Collected data
[start]

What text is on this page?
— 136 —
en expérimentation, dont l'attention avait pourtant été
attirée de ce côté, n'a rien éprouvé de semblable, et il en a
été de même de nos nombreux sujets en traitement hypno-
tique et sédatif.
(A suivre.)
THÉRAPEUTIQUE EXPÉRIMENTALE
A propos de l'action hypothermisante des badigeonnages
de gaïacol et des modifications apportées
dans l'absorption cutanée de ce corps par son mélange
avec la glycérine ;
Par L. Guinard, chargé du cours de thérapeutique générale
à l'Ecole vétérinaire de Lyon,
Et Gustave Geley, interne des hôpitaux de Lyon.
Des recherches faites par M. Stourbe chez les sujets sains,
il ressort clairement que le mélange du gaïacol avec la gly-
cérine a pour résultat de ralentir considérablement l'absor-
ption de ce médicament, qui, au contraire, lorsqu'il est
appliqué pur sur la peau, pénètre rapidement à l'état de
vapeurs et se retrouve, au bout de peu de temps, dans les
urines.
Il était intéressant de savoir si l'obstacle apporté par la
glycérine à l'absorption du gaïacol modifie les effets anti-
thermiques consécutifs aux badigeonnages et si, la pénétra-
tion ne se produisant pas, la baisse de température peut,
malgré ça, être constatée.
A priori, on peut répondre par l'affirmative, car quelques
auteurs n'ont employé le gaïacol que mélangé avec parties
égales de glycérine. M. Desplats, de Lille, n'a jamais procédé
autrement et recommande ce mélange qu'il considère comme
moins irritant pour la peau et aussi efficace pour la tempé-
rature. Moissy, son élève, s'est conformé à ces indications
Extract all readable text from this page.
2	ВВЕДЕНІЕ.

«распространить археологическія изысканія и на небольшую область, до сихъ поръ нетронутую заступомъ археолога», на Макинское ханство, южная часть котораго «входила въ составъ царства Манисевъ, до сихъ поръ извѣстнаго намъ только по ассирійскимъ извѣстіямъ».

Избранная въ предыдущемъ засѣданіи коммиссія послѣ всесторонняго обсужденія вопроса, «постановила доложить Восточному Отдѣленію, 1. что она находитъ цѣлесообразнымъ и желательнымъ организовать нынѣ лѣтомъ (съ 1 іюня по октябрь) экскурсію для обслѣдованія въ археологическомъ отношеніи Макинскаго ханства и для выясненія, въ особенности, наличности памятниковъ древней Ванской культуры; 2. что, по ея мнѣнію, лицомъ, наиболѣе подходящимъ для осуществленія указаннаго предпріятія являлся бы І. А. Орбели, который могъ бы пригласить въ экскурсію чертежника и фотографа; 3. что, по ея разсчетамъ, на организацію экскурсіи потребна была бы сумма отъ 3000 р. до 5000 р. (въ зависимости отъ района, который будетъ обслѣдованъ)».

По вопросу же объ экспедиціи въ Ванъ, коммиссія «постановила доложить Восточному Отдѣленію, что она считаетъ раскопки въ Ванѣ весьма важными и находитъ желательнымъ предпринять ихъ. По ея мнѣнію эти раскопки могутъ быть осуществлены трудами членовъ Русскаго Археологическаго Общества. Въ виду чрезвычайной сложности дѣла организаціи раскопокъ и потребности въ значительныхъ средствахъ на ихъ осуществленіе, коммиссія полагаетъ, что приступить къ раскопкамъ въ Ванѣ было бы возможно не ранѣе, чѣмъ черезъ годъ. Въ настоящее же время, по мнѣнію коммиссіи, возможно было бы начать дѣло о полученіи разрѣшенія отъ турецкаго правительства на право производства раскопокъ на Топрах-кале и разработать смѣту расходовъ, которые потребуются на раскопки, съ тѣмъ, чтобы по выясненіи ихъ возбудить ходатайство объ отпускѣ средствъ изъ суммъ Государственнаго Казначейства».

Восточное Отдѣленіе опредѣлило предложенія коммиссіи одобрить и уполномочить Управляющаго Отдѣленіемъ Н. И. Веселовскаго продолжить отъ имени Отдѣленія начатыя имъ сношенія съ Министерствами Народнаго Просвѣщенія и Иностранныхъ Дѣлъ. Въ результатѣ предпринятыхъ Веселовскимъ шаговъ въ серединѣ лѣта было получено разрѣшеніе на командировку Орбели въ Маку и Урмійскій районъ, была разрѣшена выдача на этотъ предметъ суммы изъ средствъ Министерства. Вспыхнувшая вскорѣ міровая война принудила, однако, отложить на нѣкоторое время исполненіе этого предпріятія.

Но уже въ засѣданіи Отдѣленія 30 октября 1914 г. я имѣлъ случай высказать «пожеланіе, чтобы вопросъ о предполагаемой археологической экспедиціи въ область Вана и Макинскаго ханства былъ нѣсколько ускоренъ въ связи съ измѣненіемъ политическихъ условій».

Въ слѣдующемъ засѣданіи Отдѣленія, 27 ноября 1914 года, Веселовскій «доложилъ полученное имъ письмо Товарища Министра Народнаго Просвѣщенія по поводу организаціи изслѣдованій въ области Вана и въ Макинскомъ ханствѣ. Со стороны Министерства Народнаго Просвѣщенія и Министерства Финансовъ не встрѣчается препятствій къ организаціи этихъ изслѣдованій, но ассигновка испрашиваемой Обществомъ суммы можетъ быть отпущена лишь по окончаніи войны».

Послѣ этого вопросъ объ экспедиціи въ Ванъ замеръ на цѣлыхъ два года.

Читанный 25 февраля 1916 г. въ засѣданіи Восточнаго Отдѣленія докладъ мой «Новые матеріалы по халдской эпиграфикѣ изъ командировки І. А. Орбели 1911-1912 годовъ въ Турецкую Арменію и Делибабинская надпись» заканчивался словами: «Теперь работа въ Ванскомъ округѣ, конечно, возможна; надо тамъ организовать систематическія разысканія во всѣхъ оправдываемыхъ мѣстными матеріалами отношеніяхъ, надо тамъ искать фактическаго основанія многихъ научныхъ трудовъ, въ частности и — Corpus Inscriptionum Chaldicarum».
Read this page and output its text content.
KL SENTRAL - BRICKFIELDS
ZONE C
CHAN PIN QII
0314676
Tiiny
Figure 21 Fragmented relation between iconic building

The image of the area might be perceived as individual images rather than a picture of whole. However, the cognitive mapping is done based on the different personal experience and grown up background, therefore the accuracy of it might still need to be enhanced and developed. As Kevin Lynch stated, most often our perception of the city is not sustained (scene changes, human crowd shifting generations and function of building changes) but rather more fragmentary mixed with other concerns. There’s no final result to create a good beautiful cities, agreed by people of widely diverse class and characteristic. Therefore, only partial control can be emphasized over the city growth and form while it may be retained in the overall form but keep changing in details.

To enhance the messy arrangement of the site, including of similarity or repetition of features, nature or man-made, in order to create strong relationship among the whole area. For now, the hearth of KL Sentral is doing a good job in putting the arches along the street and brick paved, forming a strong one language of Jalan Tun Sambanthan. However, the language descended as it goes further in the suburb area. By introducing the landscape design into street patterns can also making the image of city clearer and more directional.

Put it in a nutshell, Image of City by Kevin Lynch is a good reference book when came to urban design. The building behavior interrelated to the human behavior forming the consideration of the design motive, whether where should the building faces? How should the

[end]

## THE PROBLEM
List each line of the entries that holds the string "sujets".

## OUTPUT FOR THIS EXERCISE
été de même de nos nombreux sujets en traitement hypno-
Des recherches faites par M. Stourbe chez les sujets sains,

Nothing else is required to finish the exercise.